● **Figure record listings**:
====
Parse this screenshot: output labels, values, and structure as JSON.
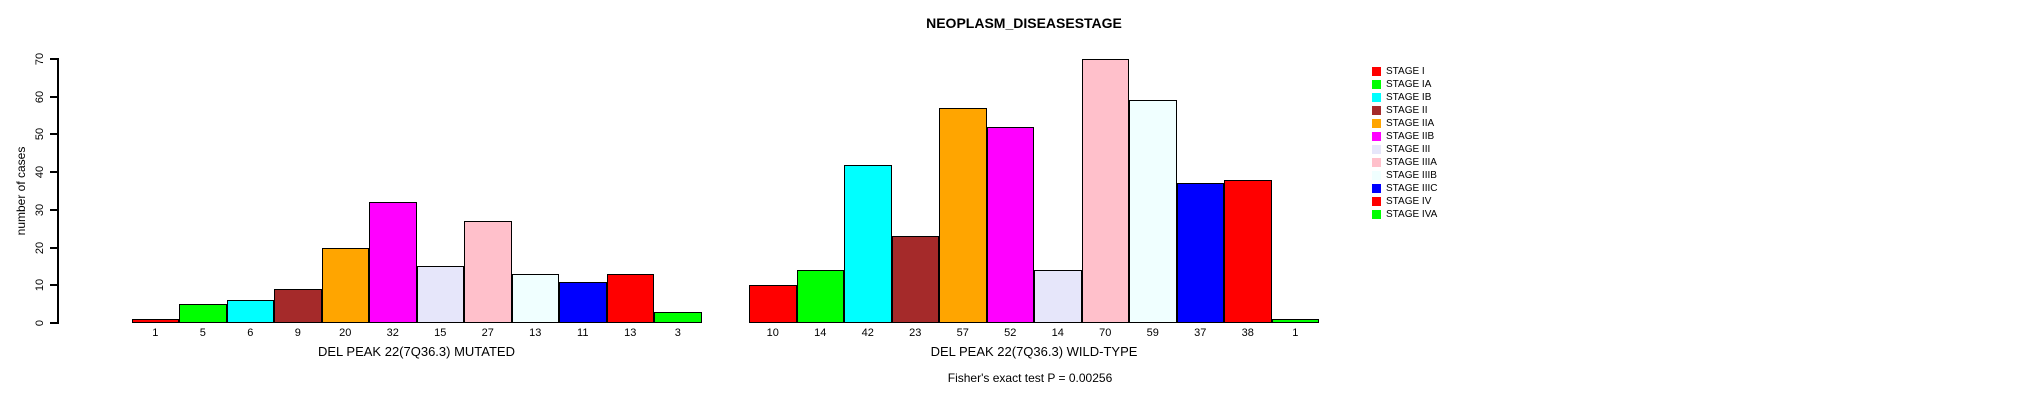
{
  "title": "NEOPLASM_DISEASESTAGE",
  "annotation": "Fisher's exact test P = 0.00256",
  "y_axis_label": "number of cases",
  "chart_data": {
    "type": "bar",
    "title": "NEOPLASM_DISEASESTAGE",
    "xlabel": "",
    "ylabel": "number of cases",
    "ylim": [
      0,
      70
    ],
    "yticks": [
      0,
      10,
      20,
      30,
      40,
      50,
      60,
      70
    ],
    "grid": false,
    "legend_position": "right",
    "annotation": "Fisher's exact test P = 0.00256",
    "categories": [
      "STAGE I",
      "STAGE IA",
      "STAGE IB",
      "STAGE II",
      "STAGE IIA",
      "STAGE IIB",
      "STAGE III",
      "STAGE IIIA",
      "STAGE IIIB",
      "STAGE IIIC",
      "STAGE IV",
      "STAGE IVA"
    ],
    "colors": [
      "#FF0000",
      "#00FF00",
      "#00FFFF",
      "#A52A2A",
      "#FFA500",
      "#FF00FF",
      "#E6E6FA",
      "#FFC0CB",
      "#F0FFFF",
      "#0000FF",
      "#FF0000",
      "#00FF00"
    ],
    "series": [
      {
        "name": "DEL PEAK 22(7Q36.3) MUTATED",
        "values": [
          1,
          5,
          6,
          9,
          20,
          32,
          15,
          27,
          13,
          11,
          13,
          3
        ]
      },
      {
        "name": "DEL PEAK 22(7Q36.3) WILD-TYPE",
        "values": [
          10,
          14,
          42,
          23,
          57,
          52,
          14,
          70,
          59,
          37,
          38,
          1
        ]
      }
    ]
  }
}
====
Scan the listing above. Collect all lines with the word "exact".

  "annotation": "Fisher's exact test P = 0.00256",
    "annotation": "Fisher's exact test P = 0.00256",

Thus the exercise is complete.